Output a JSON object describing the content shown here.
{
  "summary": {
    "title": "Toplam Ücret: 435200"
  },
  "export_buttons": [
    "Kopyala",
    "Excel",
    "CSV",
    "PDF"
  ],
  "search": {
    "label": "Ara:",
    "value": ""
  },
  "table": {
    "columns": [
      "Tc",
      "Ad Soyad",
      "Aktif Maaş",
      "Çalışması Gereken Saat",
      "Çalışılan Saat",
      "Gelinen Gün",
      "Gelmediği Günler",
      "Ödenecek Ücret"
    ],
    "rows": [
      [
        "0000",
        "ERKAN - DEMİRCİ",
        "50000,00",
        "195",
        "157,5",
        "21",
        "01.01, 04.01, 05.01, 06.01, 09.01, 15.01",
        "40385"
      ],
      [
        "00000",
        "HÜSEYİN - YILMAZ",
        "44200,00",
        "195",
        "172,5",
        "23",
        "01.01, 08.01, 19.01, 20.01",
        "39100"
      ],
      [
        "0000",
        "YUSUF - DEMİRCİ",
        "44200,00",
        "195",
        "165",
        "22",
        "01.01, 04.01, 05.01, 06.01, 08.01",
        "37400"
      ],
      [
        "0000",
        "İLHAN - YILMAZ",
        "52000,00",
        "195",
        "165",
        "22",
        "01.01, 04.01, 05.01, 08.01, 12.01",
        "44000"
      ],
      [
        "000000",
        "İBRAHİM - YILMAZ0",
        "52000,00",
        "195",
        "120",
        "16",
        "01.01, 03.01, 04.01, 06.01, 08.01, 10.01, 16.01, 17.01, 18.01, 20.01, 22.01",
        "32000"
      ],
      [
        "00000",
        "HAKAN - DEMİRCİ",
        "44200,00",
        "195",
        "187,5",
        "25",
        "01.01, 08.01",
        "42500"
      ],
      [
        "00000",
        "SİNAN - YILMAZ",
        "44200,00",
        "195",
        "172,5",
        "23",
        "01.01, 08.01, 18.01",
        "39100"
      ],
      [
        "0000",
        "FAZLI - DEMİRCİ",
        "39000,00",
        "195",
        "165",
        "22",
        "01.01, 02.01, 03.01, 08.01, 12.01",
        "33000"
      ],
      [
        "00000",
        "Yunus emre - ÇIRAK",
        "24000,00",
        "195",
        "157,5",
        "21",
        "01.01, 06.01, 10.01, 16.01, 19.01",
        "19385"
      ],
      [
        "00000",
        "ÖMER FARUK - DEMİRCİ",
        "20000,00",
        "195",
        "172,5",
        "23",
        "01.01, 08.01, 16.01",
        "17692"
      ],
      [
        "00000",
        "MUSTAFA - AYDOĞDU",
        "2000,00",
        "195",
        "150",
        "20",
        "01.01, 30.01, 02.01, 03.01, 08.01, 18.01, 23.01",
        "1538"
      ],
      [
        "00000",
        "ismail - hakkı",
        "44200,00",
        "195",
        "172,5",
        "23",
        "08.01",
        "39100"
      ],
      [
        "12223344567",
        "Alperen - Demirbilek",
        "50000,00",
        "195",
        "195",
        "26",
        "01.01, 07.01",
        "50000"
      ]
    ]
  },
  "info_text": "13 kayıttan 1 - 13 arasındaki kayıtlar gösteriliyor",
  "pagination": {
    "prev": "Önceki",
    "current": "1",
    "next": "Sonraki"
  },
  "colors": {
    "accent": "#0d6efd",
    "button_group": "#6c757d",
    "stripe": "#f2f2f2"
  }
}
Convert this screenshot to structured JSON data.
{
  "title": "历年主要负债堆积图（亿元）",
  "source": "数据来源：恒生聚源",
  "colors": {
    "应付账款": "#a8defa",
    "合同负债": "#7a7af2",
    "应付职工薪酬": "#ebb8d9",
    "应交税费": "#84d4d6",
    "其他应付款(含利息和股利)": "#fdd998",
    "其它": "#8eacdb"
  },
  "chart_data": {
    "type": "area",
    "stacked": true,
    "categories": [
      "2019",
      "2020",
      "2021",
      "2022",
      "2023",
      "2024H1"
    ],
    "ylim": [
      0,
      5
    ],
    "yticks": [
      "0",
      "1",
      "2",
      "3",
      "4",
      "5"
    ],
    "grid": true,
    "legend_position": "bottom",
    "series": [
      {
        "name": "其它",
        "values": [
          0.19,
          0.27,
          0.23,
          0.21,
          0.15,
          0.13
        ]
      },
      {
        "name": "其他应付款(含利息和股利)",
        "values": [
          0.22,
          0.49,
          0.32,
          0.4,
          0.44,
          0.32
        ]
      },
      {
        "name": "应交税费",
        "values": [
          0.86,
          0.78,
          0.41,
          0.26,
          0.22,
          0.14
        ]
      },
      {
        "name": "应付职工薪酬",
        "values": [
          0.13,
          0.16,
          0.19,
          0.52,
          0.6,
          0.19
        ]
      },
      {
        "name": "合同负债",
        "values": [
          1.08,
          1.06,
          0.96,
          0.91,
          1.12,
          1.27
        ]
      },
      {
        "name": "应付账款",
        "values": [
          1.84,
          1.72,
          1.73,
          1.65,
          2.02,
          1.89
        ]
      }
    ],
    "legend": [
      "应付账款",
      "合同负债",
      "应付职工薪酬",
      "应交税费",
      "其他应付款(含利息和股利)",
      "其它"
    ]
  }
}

- _What is needed_: Quote every record above exactly.

- _Solution_:
Output a JSON object describing the content shown here.
{
  "summary": {
    "title": "Toplam Ücret: 435200"
  },
  "export_buttons": [
    "Kopyala",
    "Excel",
    "CSV",
    "PDF"
  ],
  "search": {
    "label": "Ara:",
    "value": ""
  },
  "table": {
    "columns": [
      "Tc",
      "Ad Soyad",
      "Aktif Maaş",
      "Çalışması Gereken Saat",
      "Çalışılan Saat",
      "Gelinen Gün",
      "Gelmediği Günler",
      "Ödenecek Ücret"
    ],
    "rows": [
      [
        "0000",
        "ERKAN - DEMİRCİ",
        "50000,00",
        "195",
        "157,5",
        "21",
        "01.01, 04.01, 05.01, 06.01, 09.01, 15.01",
        "40385"
      ],
      [
        "00000",
        "HÜSEYİN - YILMAZ",
        "44200,00",
        "195",
        "172,5",
        "23",
        "01.01, 08.01, 19.01, 20.01",
        "39100"
      ],
      [
        "0000",
        "YUSUF - DEMİRCİ",
        "44200,00",
        "195",
        "165",
        "22",
        "01.01, 04.01, 05.01, 06.01, 08.01",
        "37400"
      ],
      [
        "0000",
        "İLHAN - YILMAZ",
        "52000,00",
        "195",
        "165",
        "22",
        "01.01, 04.01, 05.01, 08.01, 12.01",
        "44000"
      ],
      [
        "000000",
        "İBRAHİM - YILMAZ0",
        "52000,00",
        "195",
        "120",
        "16",
        "01.01, 03.01, 04.01, 06.01, 08.01, 10.01, 16.01, 17.01, 18.01, 20.01, 22.01",
        "32000"
      ],
      [
        "00000",
        "HAKAN - DEMİRCİ",
        "44200,00",
        "195",
        "187,5",
        "25",
        "01.01, 08.01",
        "42500"
      ],
      [
        "00000",
        "SİNAN - YILMAZ",
        "44200,00",
        "195",
        "172,5",
        "23",
        "01.01, 08.01, 18.01",
        "39100"
      ],
      [
        "0000",
        "FAZLI - DEMİRCİ",
        "39000,00",
        "195",
        "165",
        "22",
        "01.01, 02.01, 03.01, 08.01, 12.01",
        "33000"
      ],
      [
        "00000",
        "Yunus emre - ÇIRAK",
        "24000,00",
        "195",
        "157,5",
        "21",
        "01.01, 06.01, 10.01, 16.01, 19.01",
        "19385"
      ],
      [
        "00000",
        "ÖMER FARUK - DEMİRCİ",
        "20000,00",
        "195",
        "172,5",
        "23",
        "01.01, 08.01, 16.01",
        "17692"
      ],
      [
        "00000",
        "MUSTAFA - AYDOĞDU",
        "2000,00",
        "195",
        "150",
        "20",
        "01.01, 30.01, 02.01, 03.01, 08.01, 18.01, 23.01",
        "1538"
      ],
      [
        "00000",
        "ismail - hakkı",
        "44200,00",
        "195",
        "172,5",
        "23",
        "08.01",
        "39100"
      ],
      [
        "12223344567",
        "Alperen - Demirbilek",
        "50000,00",
        "195",
        "195",
        "26",
        "01.01, 07.01",
        "50000"
      ]
    ]
  },
  "info_text": "13 kayıttan 1 - 13 arasındaki kayıtlar gösteriliyor",
  "pagination": {
    "prev": "Önceki",
    "current": "1",
    "next": "Sonraki"
  },
  "colors": {
    "accent": "#0d6efd",
    "button_group": "#6c757d",
    "stripe": "#f2f2f2"
  }
}
Convert this screenshot to structured JSON data.
{
  "title": "历年主要负债堆积图（亿元）",
  "source": "数据来源：恒生聚源",
  "colors": {
    "应付账款": "#a8defa",
    "合同负债": "#7a7af2",
    "应付职工薪酬": "#ebb8d9",
    "应交税费": "#84d4d6",
    "其他应付款(含利息和股利)": "#fdd998",
    "其它": "#8eacdb"
  },
  "chart_data": {
    "type": "area",
    "stacked": true,
    "categories": [
      "2019",
      "2020",
      "2021",
      "2022",
      "2023",
      "2024H1"
    ],
    "ylim": [
      0,
      5
    ],
    "yticks": [
      "0",
      "1",
      "2",
      "3",
      "4",
      "5"
    ],
    "grid": true,
    "legend_position": "bottom",
    "series": [
      {
        "name": "其它",
        "values": [
          0.19,
          0.27,
          0.23,
          0.21,
          0.15,
          0.13
        ]
      },
      {
        "name": "其他应付款(含利息和股利)",
        "values": [
          0.22,
          0.49,
          0.32,
          0.4,
          0.44,
          0.32
        ]
      },
      {
        "name": "应交税费",
        "values": [
          0.86,
          0.78,
          0.41,
          0.26,
          0.22,
          0.14
        ]
      },
      {
        "name": "应付职工薪酬",
        "values": [
          0.13,
          0.16,
          0.19,
          0.52,
          0.6,
          0.19
        ]
      },
      {
        "name": "合同负债",
        "values": [
          1.08,
          1.06,
          0.96,
          0.91,
          1.12,
          1.27
        ]
      },
      {
        "name": "应付账款",
        "values": [
          1.84,
          1.72,
          1.73,
          1.65,
          2.02,
          1.89
        ]
      }
    ],
    "legend": [
      "应付账款",
      "合同负债",
      "应付职工薪酬",
      "应交税费",
      "其他应付款(含利息和股利)",
      "其它"
    ]
  }
}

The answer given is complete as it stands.